▸ Goal:
Write out each line beneath this one exactly as it reads.

— Begin Excerpted data —

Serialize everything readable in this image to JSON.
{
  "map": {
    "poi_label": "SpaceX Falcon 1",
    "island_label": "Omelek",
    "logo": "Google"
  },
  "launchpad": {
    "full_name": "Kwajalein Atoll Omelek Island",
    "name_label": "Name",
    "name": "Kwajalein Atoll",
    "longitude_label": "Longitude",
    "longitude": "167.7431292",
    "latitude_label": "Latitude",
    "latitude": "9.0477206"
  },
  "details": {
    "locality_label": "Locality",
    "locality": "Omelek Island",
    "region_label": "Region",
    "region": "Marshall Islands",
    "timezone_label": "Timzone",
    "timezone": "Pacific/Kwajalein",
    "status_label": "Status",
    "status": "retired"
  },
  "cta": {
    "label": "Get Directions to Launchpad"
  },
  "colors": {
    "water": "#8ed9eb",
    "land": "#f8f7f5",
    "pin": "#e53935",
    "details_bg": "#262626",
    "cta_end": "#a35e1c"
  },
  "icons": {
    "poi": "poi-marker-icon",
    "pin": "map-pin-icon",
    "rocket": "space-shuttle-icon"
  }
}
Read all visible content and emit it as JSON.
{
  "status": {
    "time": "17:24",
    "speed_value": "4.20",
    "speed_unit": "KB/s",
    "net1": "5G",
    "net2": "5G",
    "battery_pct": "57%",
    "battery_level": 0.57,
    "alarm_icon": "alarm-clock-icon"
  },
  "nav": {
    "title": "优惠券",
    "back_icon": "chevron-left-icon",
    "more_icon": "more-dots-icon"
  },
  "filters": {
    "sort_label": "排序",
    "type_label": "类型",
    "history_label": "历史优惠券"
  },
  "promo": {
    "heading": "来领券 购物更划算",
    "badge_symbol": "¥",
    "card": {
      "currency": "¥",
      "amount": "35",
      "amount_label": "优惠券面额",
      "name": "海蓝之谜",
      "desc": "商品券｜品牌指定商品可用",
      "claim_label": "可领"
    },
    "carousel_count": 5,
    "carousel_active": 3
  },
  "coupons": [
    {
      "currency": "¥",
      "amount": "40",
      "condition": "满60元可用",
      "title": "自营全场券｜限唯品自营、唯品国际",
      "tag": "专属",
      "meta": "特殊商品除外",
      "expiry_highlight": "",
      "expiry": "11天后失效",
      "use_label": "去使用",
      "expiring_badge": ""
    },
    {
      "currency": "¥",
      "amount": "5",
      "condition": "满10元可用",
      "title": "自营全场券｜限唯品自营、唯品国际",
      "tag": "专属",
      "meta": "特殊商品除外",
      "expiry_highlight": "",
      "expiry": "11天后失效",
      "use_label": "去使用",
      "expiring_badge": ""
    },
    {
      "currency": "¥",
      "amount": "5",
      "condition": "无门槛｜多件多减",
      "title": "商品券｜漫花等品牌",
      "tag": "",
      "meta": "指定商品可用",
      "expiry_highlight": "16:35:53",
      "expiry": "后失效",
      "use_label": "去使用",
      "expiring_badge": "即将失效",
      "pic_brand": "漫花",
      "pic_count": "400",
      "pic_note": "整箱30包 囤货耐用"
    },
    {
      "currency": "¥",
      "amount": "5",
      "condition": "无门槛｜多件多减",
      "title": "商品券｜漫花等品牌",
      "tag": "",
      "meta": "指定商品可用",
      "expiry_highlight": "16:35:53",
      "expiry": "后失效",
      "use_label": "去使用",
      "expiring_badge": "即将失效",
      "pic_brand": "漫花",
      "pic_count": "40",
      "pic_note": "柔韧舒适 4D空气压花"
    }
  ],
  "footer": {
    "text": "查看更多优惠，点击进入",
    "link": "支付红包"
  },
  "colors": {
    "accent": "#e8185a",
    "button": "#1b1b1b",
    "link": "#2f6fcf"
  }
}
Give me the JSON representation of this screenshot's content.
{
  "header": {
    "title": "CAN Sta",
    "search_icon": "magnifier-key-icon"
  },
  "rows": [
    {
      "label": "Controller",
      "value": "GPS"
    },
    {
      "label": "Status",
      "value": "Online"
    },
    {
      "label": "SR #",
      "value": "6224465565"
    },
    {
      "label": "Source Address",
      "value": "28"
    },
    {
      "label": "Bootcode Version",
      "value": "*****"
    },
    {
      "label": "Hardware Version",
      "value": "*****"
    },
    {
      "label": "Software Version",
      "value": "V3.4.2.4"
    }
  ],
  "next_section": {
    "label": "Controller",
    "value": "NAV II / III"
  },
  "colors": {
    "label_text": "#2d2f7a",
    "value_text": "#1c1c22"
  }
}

— End Excerpted data —

▸ Response for this exercise:
Serialize everything readable in this image to JSON.
{
  "map": {
    "poi_label": "SpaceX Falcon 1",
    "island_label": "Omelek",
    "logo": "Google"
  },
  "launchpad": {
    "full_name": "Kwajalein Atoll Omelek Island",
    "name_label": "Name",
    "name": "Kwajalein Atoll",
    "longitude_label": "Longitude",
    "longitude": "167.7431292",
    "latitude_label": "Latitude",
    "latitude": "9.0477206"
  },
  "details": {
    "locality_label": "Locality",
    "locality": "Omelek Island",
    "region_label": "Region",
    "region": "Marshall Islands",
    "timezone_label": "Timzone",
    "timezone": "Pacific/Kwajalein",
    "status_label": "Status",
    "status": "retired"
  },
  "cta": {
    "label": "Get Directions to Launchpad"
  },
  "colors": {
    "water": "#8ed9eb",
    "land": "#f8f7f5",
    "pin": "#e53935",
    "details_bg": "#262626",
    "cta_end": "#a35e1c"
  },
  "icons": {
    "poi": "poi-marker-icon",
    "pin": "map-pin-icon",
    "rocket": "space-shuttle-icon"
  }
}
Read all visible content and emit it as JSON.
{
  "status": {
    "time": "17:24",
    "speed_value": "4.20",
    "speed_unit": "KB/s",
    "net1": "5G",
    "net2": "5G",
    "battery_pct": "57%",
    "battery_level": 0.57,
    "alarm_icon": "alarm-clock-icon"
  },
  "nav": {
    "title": "优惠券",
    "back_icon": "chevron-left-icon",
    "more_icon": "more-dots-icon"
  },
  "filters": {
    "sort_label": "排序",
    "type_label": "类型",
    "history_label": "历史优惠券"
  },
  "promo": {
    "heading": "来领券 购物更划算",
    "badge_symbol": "¥",
    "card": {
      "currency": "¥",
      "amount": "35",
      "amount_label": "优惠券面额",
      "name": "海蓝之谜",
      "desc": "商品券｜品牌指定商品可用",
      "claim_label": "可领"
    },
    "carousel_count": 5,
    "carousel_active": 3
  },
  "coupons": [
    {
      "currency": "¥",
      "amount": "40",
      "condition": "满60元可用",
      "title": "自营全场券｜限唯品自营、唯品国际",
      "tag": "专属",
      "meta": "特殊商品除外",
      "expiry_highlight": "",
      "expiry": "11天后失效",
      "use_label": "去使用",
      "expiring_badge": ""
    },
    {
      "currency": "¥",
      "amount": "5",
      "condition": "满10元可用",
      "title": "自营全场券｜限唯品自营、唯品国际",
      "tag": "专属",
      "meta": "特殊商品除外",
      "expiry_highlight": "",
      "expiry": "11天后失效",
      "use_label": "去使用",
      "expiring_badge": ""
    },
    {
      "currency": "¥",
      "amount": "5",
      "condition": "无门槛｜多件多减",
      "title": "商品券｜漫花等品牌",
      "tag": "",
      "meta": "指定商品可用",
      "expiry_highlight": "16:35:53",
      "expiry": "后失效",
      "use_label": "去使用",
      "expiring_badge": "即将失效",
      "pic_brand": "漫花",
      "pic_count": "400",
      "pic_note": "整箱30包 囤货耐用"
    },
    {
      "currency": "¥",
      "amount": "5",
      "condition": "无门槛｜多件多减",
      "title": "商品券｜漫花等品牌",
      "tag": "",
      "meta": "指定商品可用",
      "expiry_highlight": "16:35:53",
      "expiry": "后失效",
      "use_label": "去使用",
      "expiring_badge": "即将失效",
      "pic_brand": "漫花",
      "pic_count": "40",
      "pic_note": "柔韧舒适 4D空气压花"
    }
  ],
  "footer": {
    "text": "查看更多优惠，点击进入",
    "link": "支付红包"
  },
  "colors": {
    "accent": "#e8185a",
    "button": "#1b1b1b",
    "link": "#2f6fcf"
  }
}
Give me the JSON representation of this screenshot's content.
{
  "header": {
    "title": "CAN Sta",
    "search_icon": "magnifier-key-icon"
  },
  "rows": [
    {
      "label": "Controller",
      "value": "GPS"
    },
    {
      "label": "Status",
      "value": "Online"
    },
    {
      "label": "SR #",
      "value": "6224465565"
    },
    {
      "label": "Source Address",
      "value": "28"
    },
    {
      "label": "Bootcode Version",
      "value": "*****"
    },
    {
      "label": "Hardware Version",
      "value": "*****"
    },
    {
      "label": "Software Version",
      "value": "V3.4.2.4"
    }
  ],
  "next_section": {
    "label": "Controller",
    "value": "NAV II / III"
  },
  "colors": {
    "label_text": "#2d2f7a",
    "value_text": "#1c1c22"
  }
}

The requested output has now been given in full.